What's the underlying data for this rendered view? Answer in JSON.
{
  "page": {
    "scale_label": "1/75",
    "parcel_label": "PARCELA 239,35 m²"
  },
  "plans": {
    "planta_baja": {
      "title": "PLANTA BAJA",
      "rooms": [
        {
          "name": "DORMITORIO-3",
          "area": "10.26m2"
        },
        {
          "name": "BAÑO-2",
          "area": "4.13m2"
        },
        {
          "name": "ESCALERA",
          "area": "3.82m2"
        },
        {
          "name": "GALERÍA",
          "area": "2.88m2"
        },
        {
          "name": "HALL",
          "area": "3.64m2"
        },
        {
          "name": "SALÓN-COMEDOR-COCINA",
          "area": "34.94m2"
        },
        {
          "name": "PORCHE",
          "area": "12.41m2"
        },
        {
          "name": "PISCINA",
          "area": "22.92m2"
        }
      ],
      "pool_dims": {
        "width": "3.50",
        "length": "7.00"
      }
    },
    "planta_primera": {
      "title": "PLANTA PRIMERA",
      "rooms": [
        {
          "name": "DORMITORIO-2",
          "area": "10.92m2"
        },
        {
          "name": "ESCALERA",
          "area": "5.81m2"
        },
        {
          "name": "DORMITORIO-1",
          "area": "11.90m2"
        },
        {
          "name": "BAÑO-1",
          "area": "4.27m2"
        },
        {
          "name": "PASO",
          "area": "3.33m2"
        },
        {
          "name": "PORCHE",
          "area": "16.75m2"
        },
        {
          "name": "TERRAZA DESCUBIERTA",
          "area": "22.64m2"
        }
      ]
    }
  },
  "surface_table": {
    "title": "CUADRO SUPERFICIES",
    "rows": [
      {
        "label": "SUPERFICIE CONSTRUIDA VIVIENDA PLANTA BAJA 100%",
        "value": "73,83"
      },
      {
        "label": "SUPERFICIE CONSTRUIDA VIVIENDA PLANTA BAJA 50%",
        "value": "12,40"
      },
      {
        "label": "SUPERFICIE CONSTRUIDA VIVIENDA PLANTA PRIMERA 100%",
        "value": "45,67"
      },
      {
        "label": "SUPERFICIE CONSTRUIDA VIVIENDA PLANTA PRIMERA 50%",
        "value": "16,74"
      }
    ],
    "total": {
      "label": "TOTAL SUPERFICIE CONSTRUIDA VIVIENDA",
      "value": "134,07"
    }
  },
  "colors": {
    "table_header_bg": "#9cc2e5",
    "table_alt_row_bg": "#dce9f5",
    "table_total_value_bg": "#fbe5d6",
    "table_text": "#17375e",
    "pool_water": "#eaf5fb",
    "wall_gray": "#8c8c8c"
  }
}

■ ■ ■ ■ ■

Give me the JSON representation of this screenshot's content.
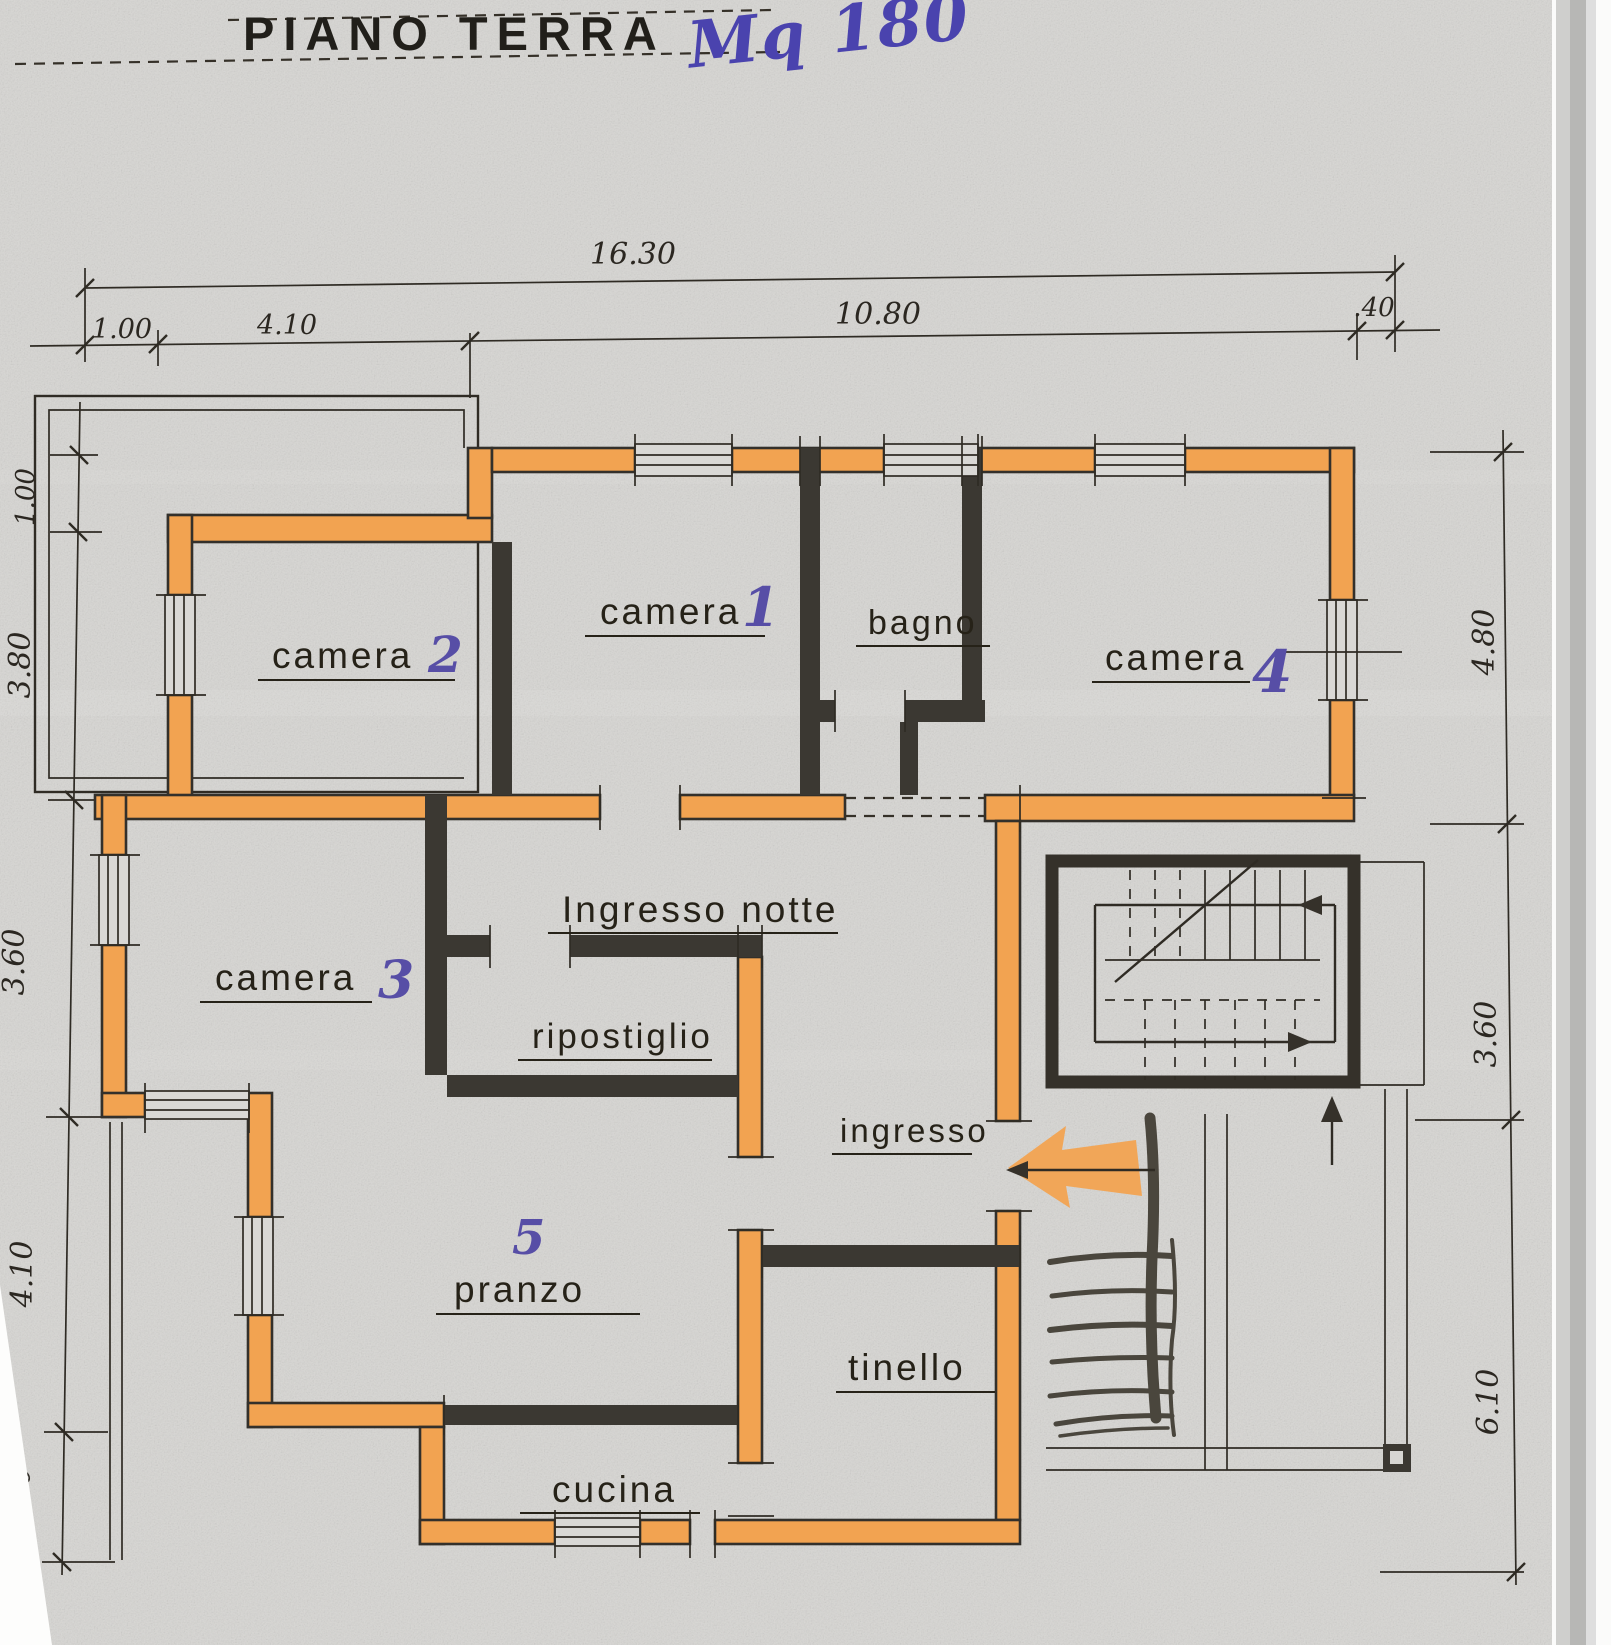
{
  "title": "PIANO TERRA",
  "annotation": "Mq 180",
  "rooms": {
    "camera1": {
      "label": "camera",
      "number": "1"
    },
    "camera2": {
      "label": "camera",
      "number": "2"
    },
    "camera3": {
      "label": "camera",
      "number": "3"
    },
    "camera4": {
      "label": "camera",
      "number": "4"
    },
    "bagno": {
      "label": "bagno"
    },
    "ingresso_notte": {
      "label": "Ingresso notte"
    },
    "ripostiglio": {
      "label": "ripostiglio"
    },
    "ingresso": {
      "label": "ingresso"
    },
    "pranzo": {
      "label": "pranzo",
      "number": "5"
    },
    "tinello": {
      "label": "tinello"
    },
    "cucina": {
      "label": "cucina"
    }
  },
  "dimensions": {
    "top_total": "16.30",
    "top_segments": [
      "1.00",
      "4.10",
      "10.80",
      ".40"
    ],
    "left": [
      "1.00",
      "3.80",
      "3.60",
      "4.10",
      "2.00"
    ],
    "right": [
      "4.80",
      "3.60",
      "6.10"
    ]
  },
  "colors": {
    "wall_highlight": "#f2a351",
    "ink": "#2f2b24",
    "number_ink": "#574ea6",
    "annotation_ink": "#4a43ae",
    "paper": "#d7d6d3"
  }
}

■ ■ ■ ■ ■

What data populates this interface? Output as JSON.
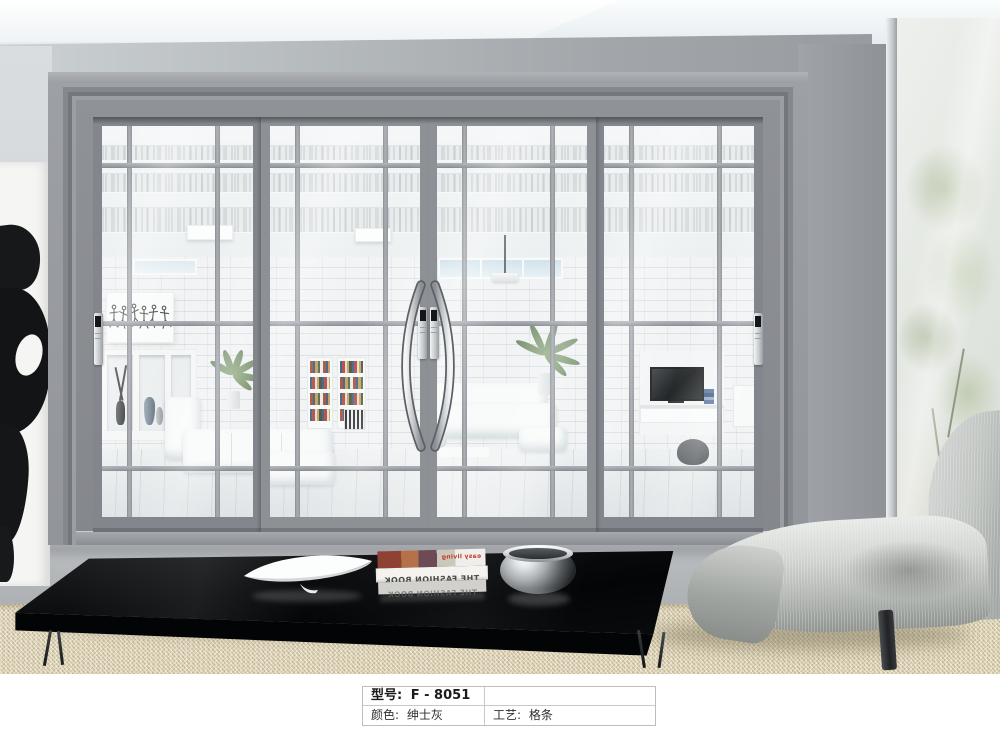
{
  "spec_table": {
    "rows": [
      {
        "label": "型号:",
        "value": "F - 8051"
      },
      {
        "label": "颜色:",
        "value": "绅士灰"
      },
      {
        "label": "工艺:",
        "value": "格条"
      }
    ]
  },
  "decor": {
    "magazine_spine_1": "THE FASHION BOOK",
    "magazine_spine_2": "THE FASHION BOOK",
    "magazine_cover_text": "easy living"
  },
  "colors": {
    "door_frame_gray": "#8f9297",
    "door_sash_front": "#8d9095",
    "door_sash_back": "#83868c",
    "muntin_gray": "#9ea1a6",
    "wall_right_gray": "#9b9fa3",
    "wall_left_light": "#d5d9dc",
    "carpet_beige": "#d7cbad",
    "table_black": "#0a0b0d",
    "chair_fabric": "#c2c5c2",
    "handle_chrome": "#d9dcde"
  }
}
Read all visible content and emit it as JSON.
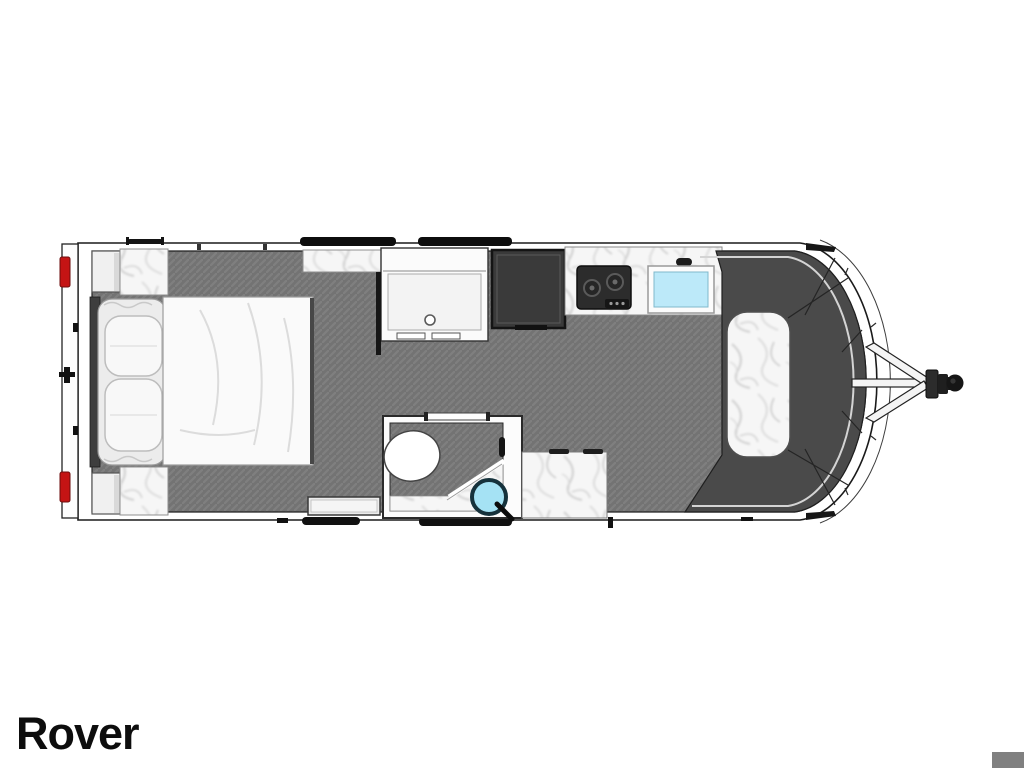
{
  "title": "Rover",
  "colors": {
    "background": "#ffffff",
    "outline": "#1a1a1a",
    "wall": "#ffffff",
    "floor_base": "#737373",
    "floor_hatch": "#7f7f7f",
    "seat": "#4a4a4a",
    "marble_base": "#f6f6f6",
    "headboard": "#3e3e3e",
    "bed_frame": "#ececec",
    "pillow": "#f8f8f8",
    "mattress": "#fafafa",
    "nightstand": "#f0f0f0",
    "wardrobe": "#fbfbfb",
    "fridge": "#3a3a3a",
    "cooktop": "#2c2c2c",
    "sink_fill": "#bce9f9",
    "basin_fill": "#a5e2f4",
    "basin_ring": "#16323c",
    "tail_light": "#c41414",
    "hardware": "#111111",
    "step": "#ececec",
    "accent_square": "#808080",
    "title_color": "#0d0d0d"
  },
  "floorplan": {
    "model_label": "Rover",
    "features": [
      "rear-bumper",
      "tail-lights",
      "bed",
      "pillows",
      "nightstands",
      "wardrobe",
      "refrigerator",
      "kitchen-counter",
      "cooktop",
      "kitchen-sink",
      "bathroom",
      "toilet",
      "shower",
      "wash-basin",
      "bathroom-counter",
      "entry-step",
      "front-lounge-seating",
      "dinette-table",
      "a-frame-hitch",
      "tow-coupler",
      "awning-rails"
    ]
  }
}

■ ■ ■ ■ ■

Your instructions: Check each line of the data above for the word "CONSTRUIDA" and say how many lines contain it, giving nothing besides the number.

The solution: 5